Your instructions — Report every line in the listing below where the string "mini" shows up.

The data —

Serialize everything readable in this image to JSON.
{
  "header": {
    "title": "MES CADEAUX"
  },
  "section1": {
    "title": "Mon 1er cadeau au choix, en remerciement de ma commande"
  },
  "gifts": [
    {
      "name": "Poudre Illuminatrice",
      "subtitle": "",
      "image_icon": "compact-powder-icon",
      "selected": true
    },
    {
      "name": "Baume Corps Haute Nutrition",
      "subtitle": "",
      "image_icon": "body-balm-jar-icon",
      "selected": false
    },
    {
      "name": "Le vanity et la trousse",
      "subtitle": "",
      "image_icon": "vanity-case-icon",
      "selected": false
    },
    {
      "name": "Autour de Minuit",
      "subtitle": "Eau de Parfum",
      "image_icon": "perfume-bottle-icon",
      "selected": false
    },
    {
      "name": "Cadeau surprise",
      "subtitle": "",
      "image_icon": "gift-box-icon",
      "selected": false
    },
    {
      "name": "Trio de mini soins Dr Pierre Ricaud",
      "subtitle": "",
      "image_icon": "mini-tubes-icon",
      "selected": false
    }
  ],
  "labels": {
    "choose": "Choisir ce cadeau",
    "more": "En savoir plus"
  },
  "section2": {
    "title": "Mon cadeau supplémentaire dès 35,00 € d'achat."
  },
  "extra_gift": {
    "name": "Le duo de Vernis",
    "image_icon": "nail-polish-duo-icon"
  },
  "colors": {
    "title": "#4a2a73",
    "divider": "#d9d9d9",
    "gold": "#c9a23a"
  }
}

==

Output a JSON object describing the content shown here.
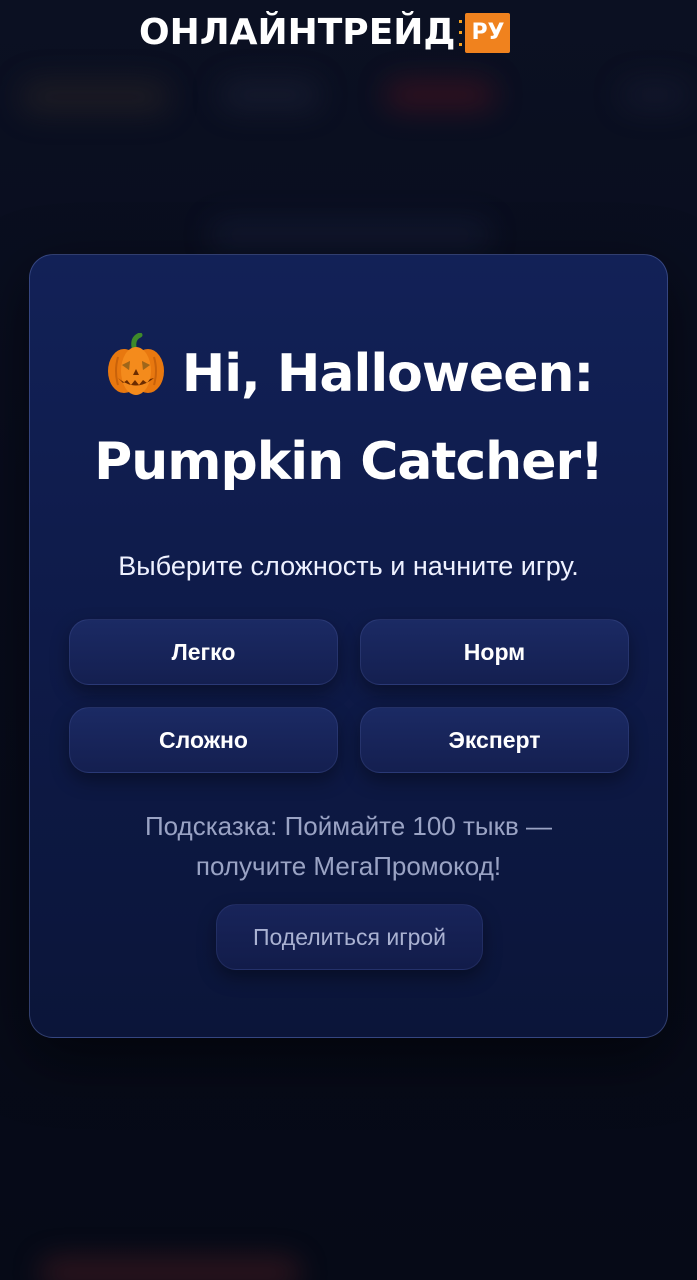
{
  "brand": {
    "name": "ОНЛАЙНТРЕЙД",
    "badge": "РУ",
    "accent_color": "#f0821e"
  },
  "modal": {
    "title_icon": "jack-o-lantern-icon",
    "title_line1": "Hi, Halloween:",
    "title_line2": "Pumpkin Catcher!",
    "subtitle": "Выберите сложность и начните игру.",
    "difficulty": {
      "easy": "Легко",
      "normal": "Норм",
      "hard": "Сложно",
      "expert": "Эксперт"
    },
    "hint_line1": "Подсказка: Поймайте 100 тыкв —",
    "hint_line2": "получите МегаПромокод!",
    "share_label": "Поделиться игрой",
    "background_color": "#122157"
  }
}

==

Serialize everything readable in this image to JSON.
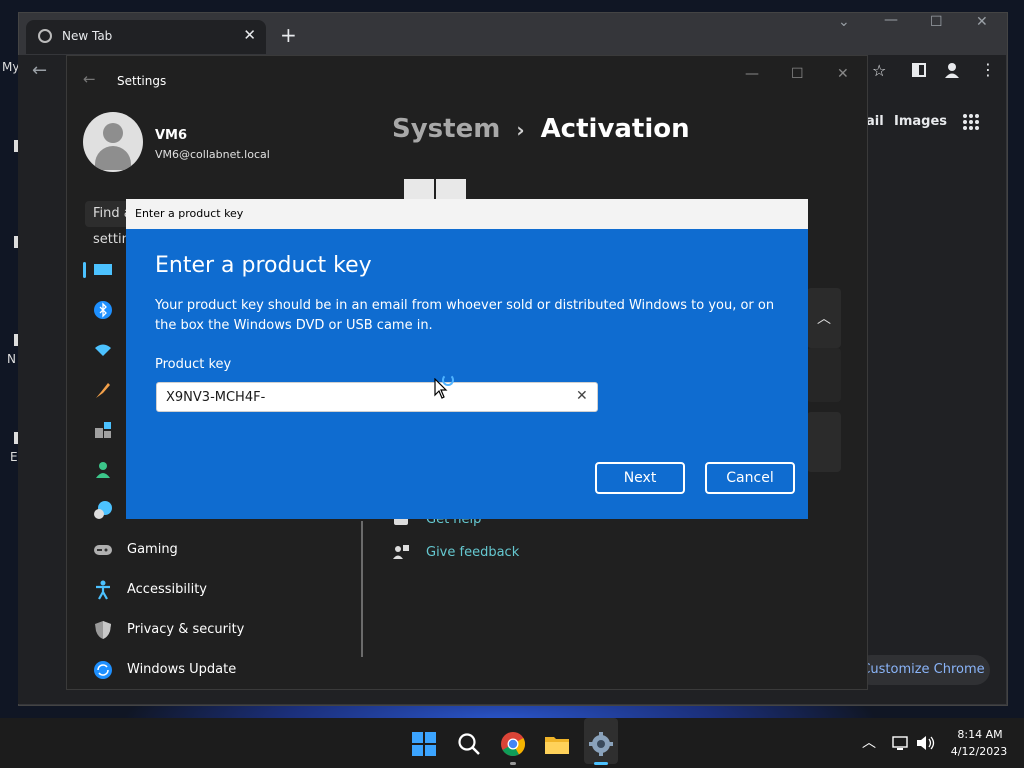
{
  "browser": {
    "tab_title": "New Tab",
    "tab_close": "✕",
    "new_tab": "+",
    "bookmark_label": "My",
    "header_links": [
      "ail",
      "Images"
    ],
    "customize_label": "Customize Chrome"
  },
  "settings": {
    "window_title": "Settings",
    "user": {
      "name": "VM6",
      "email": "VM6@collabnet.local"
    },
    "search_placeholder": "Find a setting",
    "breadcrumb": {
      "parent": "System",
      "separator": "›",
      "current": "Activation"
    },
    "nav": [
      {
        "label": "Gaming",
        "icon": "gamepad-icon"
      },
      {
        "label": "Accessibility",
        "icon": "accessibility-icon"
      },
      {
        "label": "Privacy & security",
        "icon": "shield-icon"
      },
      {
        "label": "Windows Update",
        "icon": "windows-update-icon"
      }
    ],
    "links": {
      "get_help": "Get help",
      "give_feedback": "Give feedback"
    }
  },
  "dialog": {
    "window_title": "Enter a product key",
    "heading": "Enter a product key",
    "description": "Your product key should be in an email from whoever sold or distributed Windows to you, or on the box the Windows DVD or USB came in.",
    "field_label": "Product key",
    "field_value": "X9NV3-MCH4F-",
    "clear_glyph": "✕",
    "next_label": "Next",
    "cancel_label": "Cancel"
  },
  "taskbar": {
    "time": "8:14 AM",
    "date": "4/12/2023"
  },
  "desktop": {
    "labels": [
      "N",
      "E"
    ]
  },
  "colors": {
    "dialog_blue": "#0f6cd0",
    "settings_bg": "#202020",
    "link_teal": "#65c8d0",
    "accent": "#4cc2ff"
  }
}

Written reply —
      "name": "Trio de mini soins Dr Pierre Ricaud",
      "image_icon": "mini-tubes-icon",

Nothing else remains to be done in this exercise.